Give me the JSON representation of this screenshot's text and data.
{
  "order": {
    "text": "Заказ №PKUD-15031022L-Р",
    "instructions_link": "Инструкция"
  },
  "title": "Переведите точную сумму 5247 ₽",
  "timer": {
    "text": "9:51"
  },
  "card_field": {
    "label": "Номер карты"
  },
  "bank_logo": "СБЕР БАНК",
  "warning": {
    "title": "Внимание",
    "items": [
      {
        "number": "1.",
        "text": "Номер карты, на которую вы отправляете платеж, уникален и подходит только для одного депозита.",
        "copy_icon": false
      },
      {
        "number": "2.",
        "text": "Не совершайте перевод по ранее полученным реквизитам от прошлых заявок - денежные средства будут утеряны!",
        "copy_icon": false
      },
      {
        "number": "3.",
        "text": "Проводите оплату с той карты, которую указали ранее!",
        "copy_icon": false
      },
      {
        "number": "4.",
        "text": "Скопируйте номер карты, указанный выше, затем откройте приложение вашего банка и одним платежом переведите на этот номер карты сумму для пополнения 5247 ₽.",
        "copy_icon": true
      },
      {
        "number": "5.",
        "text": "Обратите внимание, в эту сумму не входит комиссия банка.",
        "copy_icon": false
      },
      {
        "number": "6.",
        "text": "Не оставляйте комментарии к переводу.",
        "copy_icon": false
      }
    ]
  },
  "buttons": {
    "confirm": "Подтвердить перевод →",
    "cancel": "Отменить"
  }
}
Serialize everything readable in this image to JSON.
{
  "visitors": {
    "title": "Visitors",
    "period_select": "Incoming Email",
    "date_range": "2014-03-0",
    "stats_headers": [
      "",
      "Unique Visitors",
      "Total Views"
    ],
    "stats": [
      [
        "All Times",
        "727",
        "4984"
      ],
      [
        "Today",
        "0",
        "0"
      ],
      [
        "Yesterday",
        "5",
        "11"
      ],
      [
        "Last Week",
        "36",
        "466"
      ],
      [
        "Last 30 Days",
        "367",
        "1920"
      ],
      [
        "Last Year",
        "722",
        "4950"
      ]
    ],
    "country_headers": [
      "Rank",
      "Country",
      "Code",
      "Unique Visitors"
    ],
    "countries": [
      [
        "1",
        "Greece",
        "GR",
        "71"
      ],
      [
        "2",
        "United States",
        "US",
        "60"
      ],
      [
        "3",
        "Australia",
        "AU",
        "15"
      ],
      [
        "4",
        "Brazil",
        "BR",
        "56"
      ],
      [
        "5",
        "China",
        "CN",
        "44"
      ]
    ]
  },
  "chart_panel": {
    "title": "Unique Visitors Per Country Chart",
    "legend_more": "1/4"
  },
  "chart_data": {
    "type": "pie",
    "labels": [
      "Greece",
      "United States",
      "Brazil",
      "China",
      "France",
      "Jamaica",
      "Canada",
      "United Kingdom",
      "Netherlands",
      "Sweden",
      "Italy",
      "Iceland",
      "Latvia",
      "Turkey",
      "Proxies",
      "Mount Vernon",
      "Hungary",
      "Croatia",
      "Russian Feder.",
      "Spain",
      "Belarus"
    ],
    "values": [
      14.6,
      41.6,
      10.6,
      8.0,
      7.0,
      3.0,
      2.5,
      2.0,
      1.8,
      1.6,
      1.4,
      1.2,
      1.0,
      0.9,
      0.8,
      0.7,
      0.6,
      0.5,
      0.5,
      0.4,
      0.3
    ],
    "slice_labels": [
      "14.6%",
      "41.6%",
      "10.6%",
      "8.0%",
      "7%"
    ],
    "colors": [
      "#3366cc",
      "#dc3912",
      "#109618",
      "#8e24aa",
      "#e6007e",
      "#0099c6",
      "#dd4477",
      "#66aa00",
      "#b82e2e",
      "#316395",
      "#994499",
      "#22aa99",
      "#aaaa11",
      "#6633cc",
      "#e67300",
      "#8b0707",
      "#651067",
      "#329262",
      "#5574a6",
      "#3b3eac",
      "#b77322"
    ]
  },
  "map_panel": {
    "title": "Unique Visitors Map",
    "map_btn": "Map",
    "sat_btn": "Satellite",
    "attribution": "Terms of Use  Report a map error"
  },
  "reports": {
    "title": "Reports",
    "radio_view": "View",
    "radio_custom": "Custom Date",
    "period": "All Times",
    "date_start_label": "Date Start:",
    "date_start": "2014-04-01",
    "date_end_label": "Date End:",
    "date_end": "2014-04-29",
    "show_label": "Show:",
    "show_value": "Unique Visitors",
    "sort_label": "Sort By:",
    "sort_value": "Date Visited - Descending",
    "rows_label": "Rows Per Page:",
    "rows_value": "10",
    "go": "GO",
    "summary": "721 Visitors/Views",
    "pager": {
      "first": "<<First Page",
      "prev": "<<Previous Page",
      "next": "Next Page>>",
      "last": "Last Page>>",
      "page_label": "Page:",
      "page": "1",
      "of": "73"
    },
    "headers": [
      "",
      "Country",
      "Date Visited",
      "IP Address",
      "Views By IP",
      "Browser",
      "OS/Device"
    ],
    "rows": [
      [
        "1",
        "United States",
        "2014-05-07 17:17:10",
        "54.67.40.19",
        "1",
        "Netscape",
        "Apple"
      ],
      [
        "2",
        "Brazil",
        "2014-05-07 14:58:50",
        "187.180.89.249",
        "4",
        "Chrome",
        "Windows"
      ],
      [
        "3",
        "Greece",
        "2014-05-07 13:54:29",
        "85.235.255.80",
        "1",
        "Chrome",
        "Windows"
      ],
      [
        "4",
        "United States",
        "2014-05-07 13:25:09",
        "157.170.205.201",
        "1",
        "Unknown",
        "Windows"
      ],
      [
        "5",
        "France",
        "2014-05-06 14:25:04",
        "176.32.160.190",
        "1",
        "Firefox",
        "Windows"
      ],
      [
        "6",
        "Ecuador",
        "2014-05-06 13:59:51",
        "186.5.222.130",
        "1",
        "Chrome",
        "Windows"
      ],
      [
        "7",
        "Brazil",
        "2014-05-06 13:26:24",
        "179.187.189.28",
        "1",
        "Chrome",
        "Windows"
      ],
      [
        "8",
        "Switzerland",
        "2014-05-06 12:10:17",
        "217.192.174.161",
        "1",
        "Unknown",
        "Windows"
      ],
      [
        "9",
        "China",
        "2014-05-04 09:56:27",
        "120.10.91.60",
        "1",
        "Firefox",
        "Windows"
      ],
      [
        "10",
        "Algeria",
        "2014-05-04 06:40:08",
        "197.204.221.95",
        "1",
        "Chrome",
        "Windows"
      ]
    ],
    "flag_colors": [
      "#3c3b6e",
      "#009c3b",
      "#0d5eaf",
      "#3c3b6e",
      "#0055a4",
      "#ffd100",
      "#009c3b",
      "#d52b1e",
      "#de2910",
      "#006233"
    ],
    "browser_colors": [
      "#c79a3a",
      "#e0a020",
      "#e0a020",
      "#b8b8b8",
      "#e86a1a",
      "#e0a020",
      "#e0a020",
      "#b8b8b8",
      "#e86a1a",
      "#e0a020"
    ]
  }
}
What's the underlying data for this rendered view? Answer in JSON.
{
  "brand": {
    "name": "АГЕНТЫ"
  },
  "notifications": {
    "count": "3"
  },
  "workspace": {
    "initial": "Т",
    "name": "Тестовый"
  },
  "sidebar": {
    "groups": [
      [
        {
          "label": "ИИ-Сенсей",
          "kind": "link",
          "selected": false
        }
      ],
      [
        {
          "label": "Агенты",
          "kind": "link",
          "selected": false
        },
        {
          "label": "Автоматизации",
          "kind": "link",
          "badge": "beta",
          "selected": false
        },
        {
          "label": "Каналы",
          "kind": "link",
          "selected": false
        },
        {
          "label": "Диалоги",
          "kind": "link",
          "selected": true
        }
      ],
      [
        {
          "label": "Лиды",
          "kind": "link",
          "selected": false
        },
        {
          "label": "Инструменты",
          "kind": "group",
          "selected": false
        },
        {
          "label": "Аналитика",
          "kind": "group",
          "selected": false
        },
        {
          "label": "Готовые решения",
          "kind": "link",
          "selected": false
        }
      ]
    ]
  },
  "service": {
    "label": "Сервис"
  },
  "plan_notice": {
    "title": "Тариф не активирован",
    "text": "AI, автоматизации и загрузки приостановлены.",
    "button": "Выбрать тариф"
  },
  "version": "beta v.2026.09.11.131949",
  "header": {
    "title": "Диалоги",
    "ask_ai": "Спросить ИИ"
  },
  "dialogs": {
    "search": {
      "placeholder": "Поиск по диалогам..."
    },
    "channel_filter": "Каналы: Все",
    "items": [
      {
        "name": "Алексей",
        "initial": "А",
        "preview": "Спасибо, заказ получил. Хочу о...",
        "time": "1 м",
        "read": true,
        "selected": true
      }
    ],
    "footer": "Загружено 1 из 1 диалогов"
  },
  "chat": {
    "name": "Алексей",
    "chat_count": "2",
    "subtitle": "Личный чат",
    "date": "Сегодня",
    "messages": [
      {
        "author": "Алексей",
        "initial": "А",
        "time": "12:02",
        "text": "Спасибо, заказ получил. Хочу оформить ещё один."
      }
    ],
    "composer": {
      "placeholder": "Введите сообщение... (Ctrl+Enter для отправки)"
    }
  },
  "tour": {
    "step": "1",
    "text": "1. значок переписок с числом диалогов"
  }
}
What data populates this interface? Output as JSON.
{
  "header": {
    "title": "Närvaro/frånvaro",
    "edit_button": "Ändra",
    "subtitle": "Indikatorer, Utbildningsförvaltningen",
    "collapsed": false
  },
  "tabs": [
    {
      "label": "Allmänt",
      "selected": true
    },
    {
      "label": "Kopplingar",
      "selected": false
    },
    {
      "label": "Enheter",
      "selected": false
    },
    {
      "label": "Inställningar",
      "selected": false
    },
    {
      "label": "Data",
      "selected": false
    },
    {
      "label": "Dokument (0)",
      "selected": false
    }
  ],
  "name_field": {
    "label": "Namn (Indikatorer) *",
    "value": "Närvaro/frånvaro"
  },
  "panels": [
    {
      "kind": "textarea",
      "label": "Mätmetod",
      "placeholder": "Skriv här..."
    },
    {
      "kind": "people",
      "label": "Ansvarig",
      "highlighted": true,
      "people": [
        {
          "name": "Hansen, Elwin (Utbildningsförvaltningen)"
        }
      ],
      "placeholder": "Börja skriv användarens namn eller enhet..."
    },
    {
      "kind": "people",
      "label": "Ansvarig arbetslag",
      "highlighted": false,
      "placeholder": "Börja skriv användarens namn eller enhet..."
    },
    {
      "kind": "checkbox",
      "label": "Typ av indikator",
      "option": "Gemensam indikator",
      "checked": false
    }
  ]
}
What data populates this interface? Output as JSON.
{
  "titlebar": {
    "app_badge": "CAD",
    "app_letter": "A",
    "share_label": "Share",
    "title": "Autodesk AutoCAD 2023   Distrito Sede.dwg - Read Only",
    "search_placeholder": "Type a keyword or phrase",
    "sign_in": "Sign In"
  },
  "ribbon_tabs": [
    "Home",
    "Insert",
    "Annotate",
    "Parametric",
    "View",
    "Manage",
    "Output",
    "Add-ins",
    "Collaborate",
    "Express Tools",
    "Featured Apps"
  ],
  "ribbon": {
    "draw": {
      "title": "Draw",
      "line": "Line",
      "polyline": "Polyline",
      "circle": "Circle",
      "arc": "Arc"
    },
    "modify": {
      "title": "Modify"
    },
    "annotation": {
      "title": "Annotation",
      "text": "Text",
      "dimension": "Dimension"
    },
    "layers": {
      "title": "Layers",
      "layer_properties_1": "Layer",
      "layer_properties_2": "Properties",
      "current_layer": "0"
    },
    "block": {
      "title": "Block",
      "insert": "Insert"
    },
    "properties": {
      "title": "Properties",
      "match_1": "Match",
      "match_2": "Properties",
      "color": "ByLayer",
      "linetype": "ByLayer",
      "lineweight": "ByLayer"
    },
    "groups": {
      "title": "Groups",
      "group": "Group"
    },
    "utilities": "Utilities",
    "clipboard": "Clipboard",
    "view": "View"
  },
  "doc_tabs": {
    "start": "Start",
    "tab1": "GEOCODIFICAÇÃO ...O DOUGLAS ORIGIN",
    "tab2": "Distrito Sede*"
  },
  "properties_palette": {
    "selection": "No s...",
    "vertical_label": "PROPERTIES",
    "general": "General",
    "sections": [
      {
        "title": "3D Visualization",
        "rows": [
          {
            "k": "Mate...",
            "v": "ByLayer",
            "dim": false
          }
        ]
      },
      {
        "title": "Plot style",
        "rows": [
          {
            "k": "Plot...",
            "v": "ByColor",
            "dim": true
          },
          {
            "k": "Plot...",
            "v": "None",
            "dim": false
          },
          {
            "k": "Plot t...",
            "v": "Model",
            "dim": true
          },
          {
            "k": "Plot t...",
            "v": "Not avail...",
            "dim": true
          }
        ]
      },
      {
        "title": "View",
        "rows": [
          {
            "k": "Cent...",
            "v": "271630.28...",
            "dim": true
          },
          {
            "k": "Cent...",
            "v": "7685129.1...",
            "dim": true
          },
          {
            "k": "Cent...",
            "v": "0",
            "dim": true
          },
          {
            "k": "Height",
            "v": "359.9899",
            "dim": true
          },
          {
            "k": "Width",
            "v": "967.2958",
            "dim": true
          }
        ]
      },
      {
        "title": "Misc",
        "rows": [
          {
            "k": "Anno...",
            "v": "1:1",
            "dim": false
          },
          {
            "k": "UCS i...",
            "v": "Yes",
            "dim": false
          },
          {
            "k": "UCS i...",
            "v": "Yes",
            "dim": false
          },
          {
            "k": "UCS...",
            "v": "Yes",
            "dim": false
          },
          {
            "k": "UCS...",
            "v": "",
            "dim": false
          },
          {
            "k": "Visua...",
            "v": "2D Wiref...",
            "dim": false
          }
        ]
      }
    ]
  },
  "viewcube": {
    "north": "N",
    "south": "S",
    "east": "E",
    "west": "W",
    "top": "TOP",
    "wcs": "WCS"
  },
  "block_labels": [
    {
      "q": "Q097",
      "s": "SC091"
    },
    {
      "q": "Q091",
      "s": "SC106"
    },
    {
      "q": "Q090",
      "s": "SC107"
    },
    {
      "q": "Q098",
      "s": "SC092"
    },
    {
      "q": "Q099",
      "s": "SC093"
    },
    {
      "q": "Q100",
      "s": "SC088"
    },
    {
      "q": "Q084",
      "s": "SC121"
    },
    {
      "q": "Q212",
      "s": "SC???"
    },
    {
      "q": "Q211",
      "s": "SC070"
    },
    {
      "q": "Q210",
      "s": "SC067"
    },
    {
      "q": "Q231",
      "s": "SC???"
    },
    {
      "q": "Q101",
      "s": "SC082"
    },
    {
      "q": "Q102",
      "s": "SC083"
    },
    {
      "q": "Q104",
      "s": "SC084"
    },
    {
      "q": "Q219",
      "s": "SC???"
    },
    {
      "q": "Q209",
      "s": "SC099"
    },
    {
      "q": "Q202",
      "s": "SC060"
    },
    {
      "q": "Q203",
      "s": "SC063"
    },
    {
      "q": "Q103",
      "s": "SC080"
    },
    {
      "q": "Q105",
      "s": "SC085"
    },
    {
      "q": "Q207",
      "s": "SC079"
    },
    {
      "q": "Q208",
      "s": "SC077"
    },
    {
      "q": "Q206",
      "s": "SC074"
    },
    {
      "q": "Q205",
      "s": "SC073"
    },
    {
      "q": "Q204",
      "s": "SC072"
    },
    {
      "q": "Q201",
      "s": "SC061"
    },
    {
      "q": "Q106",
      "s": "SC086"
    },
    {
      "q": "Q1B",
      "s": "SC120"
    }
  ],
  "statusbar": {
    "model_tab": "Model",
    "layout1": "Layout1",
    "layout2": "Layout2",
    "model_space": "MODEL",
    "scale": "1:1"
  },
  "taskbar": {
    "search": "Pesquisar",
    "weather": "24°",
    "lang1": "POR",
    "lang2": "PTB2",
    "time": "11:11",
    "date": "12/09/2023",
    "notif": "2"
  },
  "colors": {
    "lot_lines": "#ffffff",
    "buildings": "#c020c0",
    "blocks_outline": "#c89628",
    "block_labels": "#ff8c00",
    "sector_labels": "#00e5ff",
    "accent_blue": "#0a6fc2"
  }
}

——

:: TASK PROMPT ::
Each line that contains the string "Спасибо" counts once; report how many such lines the entries have, giving only the number.

:: SOLUTION FOR THIS EXERCISE ::
2